Begin DATA ROWS

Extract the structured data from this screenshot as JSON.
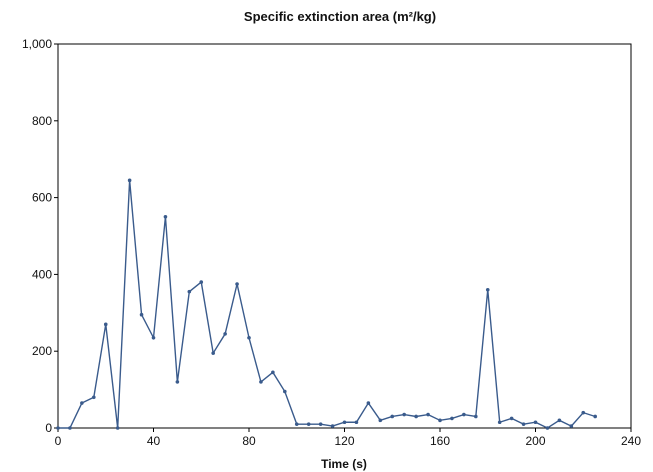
{
  "chart_data": {
    "type": "line",
    "title": "Specific extinction area (m²/kg)",
    "xlabel": "Time (s)",
    "ylabel": "",
    "xlim": [
      0,
      240
    ],
    "ylim": [
      0,
      1000
    ],
    "x_ticks": [
      0,
      40,
      80,
      120,
      160,
      200,
      240
    ],
    "y_ticks": [
      0,
      200,
      400,
      600,
      800,
      1000
    ],
    "x_tick_labels": [
      "0",
      "40",
      "80",
      "120",
      "160",
      "200",
      "240"
    ],
    "y_tick_labels": [
      "0",
      "200",
      "400",
      "600",
      "800",
      "1,000"
    ],
    "grid": false,
    "color": "#3a5b8c",
    "series": [
      {
        "x": [
          0,
          5,
          10,
          15,
          20,
          25,
          30,
          35,
          40,
          45,
          50,
          55,
          60,
          65,
          70,
          75,
          80,
          85,
          90,
          95,
          100,
          105,
          110,
          115,
          120,
          125,
          130,
          135,
          140,
          145,
          150,
          155,
          160,
          165,
          170,
          175,
          180,
          185,
          190,
          195,
          200,
          205,
          210,
          215,
          220,
          225
        ],
        "y": [
          0,
          0,
          65,
          80,
          270,
          0,
          645,
          295,
          235,
          550,
          120,
          355,
          380,
          195,
          245,
          375,
          235,
          120,
          145,
          95,
          10,
          10,
          10,
          5,
          15,
          15,
          65,
          20,
          30,
          35,
          30,
          35,
          20,
          25,
          35,
          30,
          360,
          15,
          25,
          10,
          15,
          0,
          20,
          5,
          40,
          30
        ]
      }
    ]
  }
}
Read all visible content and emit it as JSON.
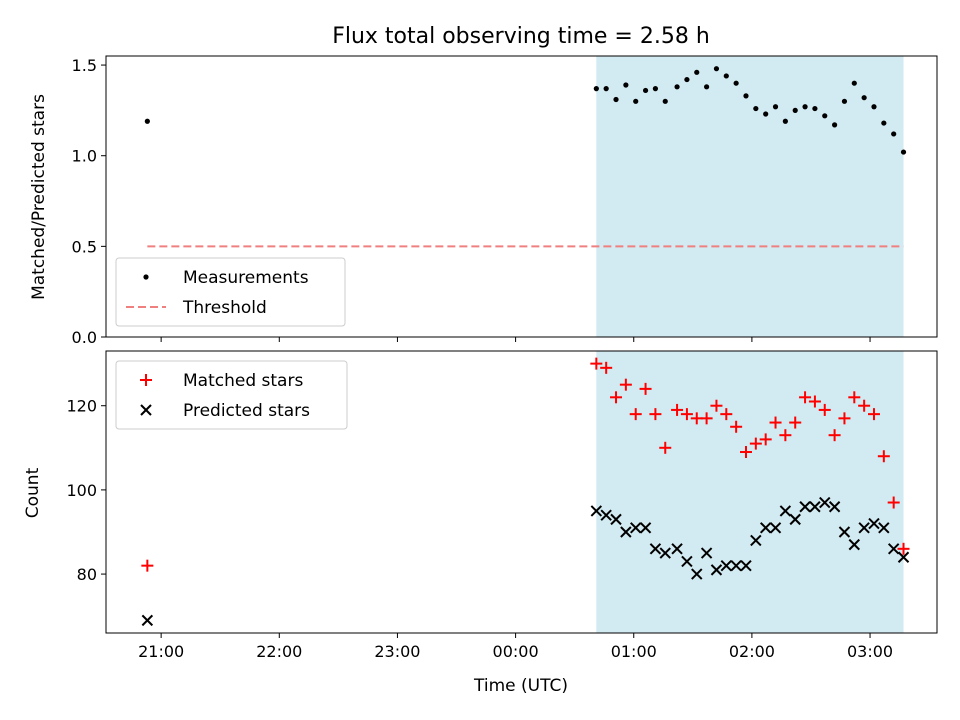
{
  "chart_data": {
    "title": "Flux total observing time = 2.58 h",
    "xlabel": "Time (UTC)",
    "x_ticks": [
      "21:00",
      "22:00",
      "23:00",
      "00:00",
      "01:00",
      "02:00",
      "03:00"
    ],
    "shaded_span": [
      "00:41",
      "03:17"
    ],
    "colors": {
      "shade": "#add8e6",
      "measurements": "#000000",
      "threshold": "#f08080",
      "matched": "#ff0000",
      "predicted": "#000000"
    },
    "panels": [
      {
        "type": "scatter",
        "ylabel": "Matched/Predicted stars",
        "ylim": [
          0,
          1.55
        ],
        "y_ticks": [
          "0.0",
          "0.5",
          "1.0",
          "1.5"
        ],
        "legend_location": "lower-left",
        "series": [
          {
            "name": "Measurements",
            "marker": "dot",
            "x": [
              "20:53",
              "00:41",
              "00:46",
              "00:51",
              "00:56",
              "01:01",
              "01:06",
              "01:11",
              "01:16",
              "01:22",
              "01:27",
              "01:32",
              "01:37",
              "01:42",
              "01:47",
              "01:52",
              "01:57",
              "02:02",
              "02:07",
              "02:12",
              "02:17",
              "02:22",
              "02:27",
              "02:32",
              "02:37",
              "02:42",
              "02:47",
              "02:52",
              "02:57",
              "03:02",
              "03:07",
              "03:12",
              "03:17"
            ],
            "y": [
              1.19,
              1.37,
              1.37,
              1.31,
              1.39,
              1.3,
              1.36,
              1.37,
              1.3,
              1.38,
              1.42,
              1.46,
              1.38,
              1.48,
              1.44,
              1.4,
              1.33,
              1.26,
              1.23,
              1.27,
              1.19,
              1.25,
              1.27,
              1.26,
              1.22,
              1.17,
              1.3,
              1.4,
              1.32,
              1.27,
              1.18,
              1.12,
              1.02
            ]
          },
          {
            "name": "Threshold",
            "style": "dashed-line",
            "x": [
              "20:53",
              "03:17"
            ],
            "y": [
              0.5,
              0.5
            ]
          }
        ]
      },
      {
        "type": "scatter",
        "ylabel": "Count",
        "ylim": [
          66,
          133
        ],
        "y_ticks": [
          "80",
          "100",
          "120"
        ],
        "legend_location": "upper-left",
        "series": [
          {
            "name": "Matched stars",
            "marker": "plus",
            "x": [
              "20:53",
              "00:41",
              "00:46",
              "00:51",
              "00:56",
              "01:01",
              "01:06",
              "01:11",
              "01:16",
              "01:22",
              "01:27",
              "01:32",
              "01:37",
              "01:42",
              "01:47",
              "01:52",
              "01:57",
              "02:02",
              "02:07",
              "02:12",
              "02:17",
              "02:22",
              "02:27",
              "02:32",
              "02:37",
              "02:42",
              "02:47",
              "02:52",
              "02:57",
              "03:02",
              "03:07",
              "03:12",
              "03:17"
            ],
            "y": [
              82,
              130,
              129,
              122,
              125,
              118,
              124,
              118,
              110,
              119,
              118,
              117,
              117,
              120,
              118,
              115,
              109,
              111,
              112,
              116,
              113,
              116,
              122,
              121,
              119,
              113,
              117,
              122,
              120,
              118,
              108,
              97,
              86
            ]
          },
          {
            "name": "Predicted stars",
            "marker": "cross",
            "x": [
              "20:53",
              "00:41",
              "00:46",
              "00:51",
              "00:56",
              "01:01",
              "01:06",
              "01:11",
              "01:16",
              "01:22",
              "01:27",
              "01:32",
              "01:37",
              "01:42",
              "01:47",
              "01:52",
              "01:57",
              "02:02",
              "02:07",
              "02:12",
              "02:17",
              "02:22",
              "02:27",
              "02:32",
              "02:37",
              "02:42",
              "02:47",
              "02:52",
              "02:57",
              "03:02",
              "03:07",
              "03:12",
              "03:17"
            ],
            "y": [
              69,
              95,
              94,
              93,
              90,
              91,
              91,
              86,
              85,
              86,
              83,
              80,
              85,
              81,
              82,
              82,
              82,
              88,
              91,
              91,
              95,
              93,
              96,
              96,
              97,
              96,
              90,
              87,
              91,
              92,
              91,
              86,
              84
            ]
          }
        ]
      }
    ]
  }
}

End DATA ROWS

- **WHAT TO PRODUCE**:
Copy the listing exactly. Any image in it stays out of the copy.

- **CORRECT OUTPUT**:
Extract the structured data from this screenshot as JSON.
{
  "chart_data": {
    "type": "line",
    "title": "Specific extinction area (m²/kg)",
    "xlabel": "Time (s)",
    "ylabel": "",
    "xlim": [
      0,
      240
    ],
    "ylim": [
      0,
      1000
    ],
    "x_ticks": [
      0,
      40,
      80,
      120,
      160,
      200,
      240
    ],
    "y_ticks": [
      0,
      200,
      400,
      600,
      800,
      1000
    ],
    "x_tick_labels": [
      "0",
      "40",
      "80",
      "120",
      "160",
      "200",
      "240"
    ],
    "y_tick_labels": [
      "0",
      "200",
      "400",
      "600",
      "800",
      "1,000"
    ],
    "grid": false,
    "color": "#3a5b8c",
    "series": [
      {
        "x": [
          0,
          5,
          10,
          15,
          20,
          25,
          30,
          35,
          40,
          45,
          50,
          55,
          60,
          65,
          70,
          75,
          80,
          85,
          90,
          95,
          100,
          105,
          110,
          115,
          120,
          125,
          130,
          135,
          140,
          145,
          150,
          155,
          160,
          165,
          170,
          175,
          180,
          185,
          190,
          195,
          200,
          205,
          210,
          215,
          220,
          225
        ],
        "y": [
          0,
          0,
          65,
          80,
          270,
          0,
          645,
          295,
          235,
          550,
          120,
          355,
          380,
          195,
          245,
          375,
          235,
          120,
          145,
          95,
          10,
          10,
          10,
          5,
          15,
          15,
          65,
          20,
          30,
          35,
          30,
          35,
          20,
          25,
          35,
          30,
          360,
          15,
          25,
          10,
          15,
          0,
          20,
          5,
          40,
          30
        ]
      }
    ]
  }
}
Read all visible content and emit it as JSON.
{
  "chart_data": {
    "title": "Flux total observing time = 2.58 h",
    "xlabel": "Time (UTC)",
    "x_ticks": [
      "21:00",
      "22:00",
      "23:00",
      "00:00",
      "01:00",
      "02:00",
      "03:00"
    ],
    "shaded_span": [
      "00:41",
      "03:17"
    ],
    "colors": {
      "shade": "#add8e6",
      "measurements": "#000000",
      "threshold": "#f08080",
      "matched": "#ff0000",
      "predicted": "#000000"
    },
    "panels": [
      {
        "type": "scatter",
        "ylabel": "Matched/Predicted stars",
        "ylim": [
          0,
          1.55
        ],
        "y_ticks": [
          "0.0",
          "0.5",
          "1.0",
          "1.5"
        ],
        "legend_location": "lower-left",
        "series": [
          {
            "name": "Measurements",
            "marker": "dot",
            "x": [
              "20:53",
              "00:41",
              "00:46",
              "00:51",
              "00:56",
              "01:01",
              "01:06",
              "01:11",
              "01:16",
              "01:22",
              "01:27",
              "01:32",
              "01:37",
              "01:42",
              "01:47",
              "01:52",
              "01:57",
              "02:02",
              "02:07",
              "02:12",
              "02:17",
              "02:22",
              "02:27",
              "02:32",
              "02:37",
              "02:42",
              "02:47",
              "02:52",
              "02:57",
              "03:02",
              "03:07",
              "03:12",
              "03:17"
            ],
            "y": [
              1.19,
              1.37,
              1.37,
              1.31,
              1.39,
              1.3,
              1.36,
              1.37,
              1.3,
              1.38,
              1.42,
              1.46,
              1.38,
              1.48,
              1.44,
              1.4,
              1.33,
              1.26,
              1.23,
              1.27,
              1.19,
              1.25,
              1.27,
              1.26,
              1.22,
              1.17,
              1.3,
              1.4,
              1.32,
              1.27,
              1.18,
              1.12,
              1.02
            ]
          },
          {
            "name": "Threshold",
            "style": "dashed-line",
            "x": [
              "20:53",
              "03:17"
            ],
            "y": [
              0.5,
              0.5
            ]
          }
        ]
      },
      {
        "type": "scatter",
        "ylabel": "Count",
        "ylim": [
          66,
          133
        ],
        "y_ticks": [
          "80",
          "100",
          "120"
        ],
        "legend_location": "upper-left",
        "series": [
          {
            "name": "Matched stars",
            "marker": "plus",
            "x": [
              "20:53",
              "00:41",
              "00:46",
              "00:51",
              "00:56",
              "01:01",
              "01:06",
              "01:11",
              "01:16",
              "01:22",
              "01:27",
              "01:32",
              "01:37",
              "01:42",
              "01:47",
              "01:52",
              "01:57",
              "02:02",
              "02:07",
              "02:12",
              "02:17",
              "02:22",
              "02:27",
              "02:32",
              "02:37",
              "02:42",
              "02:47",
              "02:52",
              "02:57",
              "03:02",
              "03:07",
              "03:12",
              "03:17"
            ],
            "y": [
              82,
              130,
              129,
              122,
              125,
              118,
              124,
              118,
              110,
              119,
              118,
              117,
              117,
              120,
              118,
              115,
              109,
              111,
              112,
              116,
              113,
              116,
              122,
              121,
              119,
              113,
              117,
              122,
              120,
              118,
              108,
              97,
              86
            ]
          },
          {
            "name": "Predicted stars",
            "marker": "cross",
            "x": [
              "20:53",
              "00:41",
              "00:46",
              "00:51",
              "00:56",
              "01:01",
              "01:06",
              "01:11",
              "01:16",
              "01:22",
              "01:27",
              "01:32",
              "01:37",
              "01:42",
              "01:47",
              "01:52",
              "01:57",
              "02:02",
              "02:07",
              "02:12",
              "02:17",
              "02:22",
              "02:27",
              "02:32",
              "02:37",
              "02:42",
              "02:47",
              "02:52",
              "02:57",
              "03:02",
              "03:07",
              "03:12",
              "03:17"
            ],
            "y": [
              69,
              95,
              94,
              93,
              90,
              91,
              91,
              86,
              85,
              86,
              83,
              80,
              85,
              81,
              82,
              82,
              82,
              88,
              91,
              91,
              95,
              93,
              96,
              96,
              97,
              96,
              90,
              87,
              91,
              92,
              91,
              86,
              84
            ]
          }
        ]
      }
    ]
  }
}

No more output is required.